TASK TO CARRY OUT.
Write each record again exactly as it stands.

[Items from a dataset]
◇ ◇ ◇
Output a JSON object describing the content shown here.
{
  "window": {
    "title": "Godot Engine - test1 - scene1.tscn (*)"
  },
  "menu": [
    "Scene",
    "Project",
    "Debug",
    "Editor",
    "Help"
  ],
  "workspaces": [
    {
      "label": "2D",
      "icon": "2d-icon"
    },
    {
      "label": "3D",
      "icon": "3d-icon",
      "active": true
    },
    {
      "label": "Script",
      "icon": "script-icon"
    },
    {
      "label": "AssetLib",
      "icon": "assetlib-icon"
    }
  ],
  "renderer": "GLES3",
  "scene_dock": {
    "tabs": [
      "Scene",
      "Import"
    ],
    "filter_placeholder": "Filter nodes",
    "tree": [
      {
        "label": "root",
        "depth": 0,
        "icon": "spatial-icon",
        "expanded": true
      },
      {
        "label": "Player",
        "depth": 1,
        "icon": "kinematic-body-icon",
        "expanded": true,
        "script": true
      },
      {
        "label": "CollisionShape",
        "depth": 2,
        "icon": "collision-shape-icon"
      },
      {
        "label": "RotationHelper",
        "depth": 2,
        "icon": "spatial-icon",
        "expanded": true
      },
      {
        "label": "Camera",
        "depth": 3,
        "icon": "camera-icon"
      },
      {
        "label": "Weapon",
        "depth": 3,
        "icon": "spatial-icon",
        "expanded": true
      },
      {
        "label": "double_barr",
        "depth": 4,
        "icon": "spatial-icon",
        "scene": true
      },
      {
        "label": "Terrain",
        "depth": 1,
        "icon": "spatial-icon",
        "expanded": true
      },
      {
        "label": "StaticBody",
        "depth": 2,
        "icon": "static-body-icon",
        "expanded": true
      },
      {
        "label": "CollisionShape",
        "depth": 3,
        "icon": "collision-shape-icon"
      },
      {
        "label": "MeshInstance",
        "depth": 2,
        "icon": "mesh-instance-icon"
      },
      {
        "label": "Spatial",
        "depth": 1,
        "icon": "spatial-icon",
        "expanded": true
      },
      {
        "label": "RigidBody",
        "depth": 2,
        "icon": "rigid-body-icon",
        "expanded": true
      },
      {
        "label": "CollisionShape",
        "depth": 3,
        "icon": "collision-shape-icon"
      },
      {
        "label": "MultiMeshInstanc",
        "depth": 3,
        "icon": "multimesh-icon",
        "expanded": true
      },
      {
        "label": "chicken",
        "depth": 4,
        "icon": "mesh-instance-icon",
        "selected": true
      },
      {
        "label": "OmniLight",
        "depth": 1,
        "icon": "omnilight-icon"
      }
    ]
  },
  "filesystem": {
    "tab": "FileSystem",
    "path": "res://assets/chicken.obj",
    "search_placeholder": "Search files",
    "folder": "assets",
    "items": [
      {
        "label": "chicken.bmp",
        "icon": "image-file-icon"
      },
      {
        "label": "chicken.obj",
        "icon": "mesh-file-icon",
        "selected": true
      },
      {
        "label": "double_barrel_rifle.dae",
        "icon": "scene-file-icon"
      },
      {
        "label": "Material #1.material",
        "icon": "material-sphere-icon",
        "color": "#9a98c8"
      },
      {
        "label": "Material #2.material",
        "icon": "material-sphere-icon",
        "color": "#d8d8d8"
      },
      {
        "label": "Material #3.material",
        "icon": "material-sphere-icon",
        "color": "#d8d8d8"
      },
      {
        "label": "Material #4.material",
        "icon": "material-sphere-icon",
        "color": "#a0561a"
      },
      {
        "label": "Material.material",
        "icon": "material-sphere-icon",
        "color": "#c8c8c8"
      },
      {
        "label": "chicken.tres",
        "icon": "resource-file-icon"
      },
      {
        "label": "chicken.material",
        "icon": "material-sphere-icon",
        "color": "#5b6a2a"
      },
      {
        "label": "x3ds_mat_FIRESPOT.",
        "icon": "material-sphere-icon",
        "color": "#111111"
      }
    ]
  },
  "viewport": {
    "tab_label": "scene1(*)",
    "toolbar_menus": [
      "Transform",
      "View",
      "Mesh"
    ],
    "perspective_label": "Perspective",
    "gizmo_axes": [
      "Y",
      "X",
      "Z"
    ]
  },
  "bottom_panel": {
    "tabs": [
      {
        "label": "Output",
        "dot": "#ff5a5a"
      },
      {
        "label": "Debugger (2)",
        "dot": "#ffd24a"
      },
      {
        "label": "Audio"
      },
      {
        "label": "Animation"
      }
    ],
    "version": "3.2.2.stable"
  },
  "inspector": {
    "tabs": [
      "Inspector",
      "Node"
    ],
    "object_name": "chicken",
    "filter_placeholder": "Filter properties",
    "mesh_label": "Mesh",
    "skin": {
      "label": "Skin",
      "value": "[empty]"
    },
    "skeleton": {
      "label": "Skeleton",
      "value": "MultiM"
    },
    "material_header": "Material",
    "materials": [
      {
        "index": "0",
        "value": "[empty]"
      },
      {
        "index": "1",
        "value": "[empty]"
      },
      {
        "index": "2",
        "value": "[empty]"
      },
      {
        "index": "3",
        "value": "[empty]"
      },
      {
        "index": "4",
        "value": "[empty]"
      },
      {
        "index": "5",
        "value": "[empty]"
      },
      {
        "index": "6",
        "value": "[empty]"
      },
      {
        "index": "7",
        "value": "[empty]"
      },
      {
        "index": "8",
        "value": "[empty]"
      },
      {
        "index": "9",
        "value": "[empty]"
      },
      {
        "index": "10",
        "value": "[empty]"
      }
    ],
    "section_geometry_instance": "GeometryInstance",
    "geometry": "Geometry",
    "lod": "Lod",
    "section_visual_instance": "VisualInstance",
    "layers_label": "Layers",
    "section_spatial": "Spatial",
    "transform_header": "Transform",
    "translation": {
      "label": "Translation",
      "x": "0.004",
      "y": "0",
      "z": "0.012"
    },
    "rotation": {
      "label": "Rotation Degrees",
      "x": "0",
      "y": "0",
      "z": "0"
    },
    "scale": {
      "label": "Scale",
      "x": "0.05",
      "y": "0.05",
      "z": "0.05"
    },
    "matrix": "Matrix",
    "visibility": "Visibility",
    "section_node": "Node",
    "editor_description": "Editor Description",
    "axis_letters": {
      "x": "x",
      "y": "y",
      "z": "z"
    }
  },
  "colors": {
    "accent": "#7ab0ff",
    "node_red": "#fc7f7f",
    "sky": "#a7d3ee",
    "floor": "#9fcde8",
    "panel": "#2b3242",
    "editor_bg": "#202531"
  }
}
◇ ◇ ◇
SOLUTION BELOW.
Output a JSON object describing the content shown here.
{
  "window": {
    "title": "Godot Engine - test1 - scene1.tscn (*)"
  },
  "menu": [
    "Scene",
    "Project",
    "Debug",
    "Editor",
    "Help"
  ],
  "workspaces": [
    {
      "label": "2D",
      "icon": "2d-icon"
    },
    {
      "label": "3D",
      "icon": "3d-icon",
      "active": true
    },
    {
      "label": "Script",
      "icon": "script-icon"
    },
    {
      "label": "AssetLib",
      "icon": "assetlib-icon"
    }
  ],
  "renderer": "GLES3",
  "scene_dock": {
    "tabs": [
      "Scene",
      "Import"
    ],
    "filter_placeholder": "Filter nodes",
    "tree": [
      {
        "label": "root",
        "depth": 0,
        "icon": "spatial-icon",
        "expanded": true
      },
      {
        "label": "Player",
        "depth": 1,
        "icon": "kinematic-body-icon",
        "expanded": true,
        "script": true
      },
      {
        "label": "CollisionShape",
        "depth": 2,
        "icon": "collision-shape-icon"
      },
      {
        "label": "RotationHelper",
        "depth": 2,
        "icon": "spatial-icon",
        "expanded": true
      },
      {
        "label": "Camera",
        "depth": 3,
        "icon": "camera-icon"
      },
      {
        "label": "Weapon",
        "depth": 3,
        "icon": "spatial-icon",
        "expanded": true
      },
      {
        "label": "double_barr",
        "depth": 4,
        "icon": "spatial-icon",
        "scene": true
      },
      {
        "label": "Terrain",
        "depth": 1,
        "icon": "spatial-icon",
        "expanded": true
      },
      {
        "label": "StaticBody",
        "depth": 2,
        "icon": "static-body-icon",
        "expanded": true
      },
      {
        "label": "CollisionShape",
        "depth": 3,
        "icon": "collision-shape-icon"
      },
      {
        "label": "MeshInstance",
        "depth": 2,
        "icon": "mesh-instance-icon"
      },
      {
        "label": "Spatial",
        "depth": 1,
        "icon": "spatial-icon",
        "expanded": true
      },
      {
        "label": "RigidBody",
        "depth": 2,
        "icon": "rigid-body-icon",
        "expanded": true
      },
      {
        "label": "CollisionShape",
        "depth": 3,
        "icon": "collision-shape-icon"
      },
      {
        "label": "MultiMeshInstanc",
        "depth": 3,
        "icon": "multimesh-icon",
        "expanded": true
      },
      {
        "label": "chicken",
        "depth": 4,
        "icon": "mesh-instance-icon",
        "selected": true
      },
      {
        "label": "OmniLight",
        "depth": 1,
        "icon": "omnilight-icon"
      }
    ]
  },
  "filesystem": {
    "tab": "FileSystem",
    "path": "res://assets/chicken.obj",
    "search_placeholder": "Search files",
    "folder": "assets",
    "items": [
      {
        "label": "chicken.bmp",
        "icon": "image-file-icon"
      },
      {
        "label": "chicken.obj",
        "icon": "mesh-file-icon",
        "selected": true
      },
      {
        "label": "double_barrel_rifle.dae",
        "icon": "scene-file-icon"
      },
      {
        "label": "Material #1.material",
        "icon": "material-sphere-icon",
        "color": "#9a98c8"
      },
      {
        "label": "Material #2.material",
        "icon": "material-sphere-icon",
        "color": "#d8d8d8"
      },
      {
        "label": "Material #3.material",
        "icon": "material-sphere-icon",
        "color": "#d8d8d8"
      },
      {
        "label": "Material #4.material",
        "icon": "material-sphere-icon",
        "color": "#a0561a"
      },
      {
        "label": "Material.material",
        "icon": "material-sphere-icon",
        "color": "#c8c8c8"
      },
      {
        "label": "chicken.tres",
        "icon": "resource-file-icon"
      },
      {
        "label": "chicken.material",
        "icon": "material-sphere-icon",
        "color": "#5b6a2a"
      },
      {
        "label": "x3ds_mat_FIRESPOT.",
        "icon": "material-sphere-icon",
        "color": "#111111"
      }
    ]
  },
  "viewport": {
    "tab_label": "scene1(*)",
    "toolbar_menus": [
      "Transform",
      "View",
      "Mesh"
    ],
    "perspective_label": "Perspective",
    "gizmo_axes": [
      "Y",
      "X",
      "Z"
    ]
  },
  "bottom_panel": {
    "tabs": [
      {
        "label": "Output",
        "dot": "#ff5a5a"
      },
      {
        "label": "Debugger (2)",
        "dot": "#ffd24a"
      },
      {
        "label": "Audio"
      },
      {
        "label": "Animation"
      }
    ],
    "version": "3.2.2.stable"
  },
  "inspector": {
    "tabs": [
      "Inspector",
      "Node"
    ],
    "object_name": "chicken",
    "filter_placeholder": "Filter properties",
    "mesh_label": "Mesh",
    "skin": {
      "label": "Skin",
      "value": "[empty]"
    },
    "skeleton": {
      "label": "Skeleton",
      "value": "MultiM"
    },
    "material_header": "Material",
    "materials": [
      {
        "index": "0",
        "value": "[empty]"
      },
      {
        "index": "1",
        "value": "[empty]"
      },
      {
        "index": "2",
        "value": "[empty]"
      },
      {
        "index": "3",
        "value": "[empty]"
      },
      {
        "index": "4",
        "value": "[empty]"
      },
      {
        "index": "5",
        "value": "[empty]"
      },
      {
        "index": "6",
        "value": "[empty]"
      },
      {
        "index": "7",
        "value": "[empty]"
      },
      {
        "index": "8",
        "value": "[empty]"
      },
      {
        "index": "9",
        "value": "[empty]"
      },
      {
        "index": "10",
        "value": "[empty]"
      }
    ],
    "section_geometry_instance": "GeometryInstance",
    "geometry": "Geometry",
    "lod": "Lod",
    "section_visual_instance": "VisualInstance",
    "layers_label": "Layers",
    "section_spatial": "Spatial",
    "transform_header": "Transform",
    "translation": {
      "label": "Translation",
      "x": "0.004",
      "y": "0",
      "z": "0.012"
    },
    "rotation": {
      "label": "Rotation Degrees",
      "x": "0",
      "y": "0",
      "z": "0"
    },
    "scale": {
      "label": "Scale",
      "x": "0.05",
      "y": "0.05",
      "z": "0.05"
    },
    "matrix": "Matrix",
    "visibility": "Visibility",
    "section_node": "Node",
    "editor_description": "Editor Description",
    "axis_letters": {
      "x": "x",
      "y": "y",
      "z": "z"
    }
  },
  "colors": {
    "accent": "#7ab0ff",
    "node_red": "#fc7f7f",
    "sky": "#a7d3ee",
    "floor": "#9fcde8",
    "panel": "#2b3242",
    "editor_bg": "#202531"
  }
}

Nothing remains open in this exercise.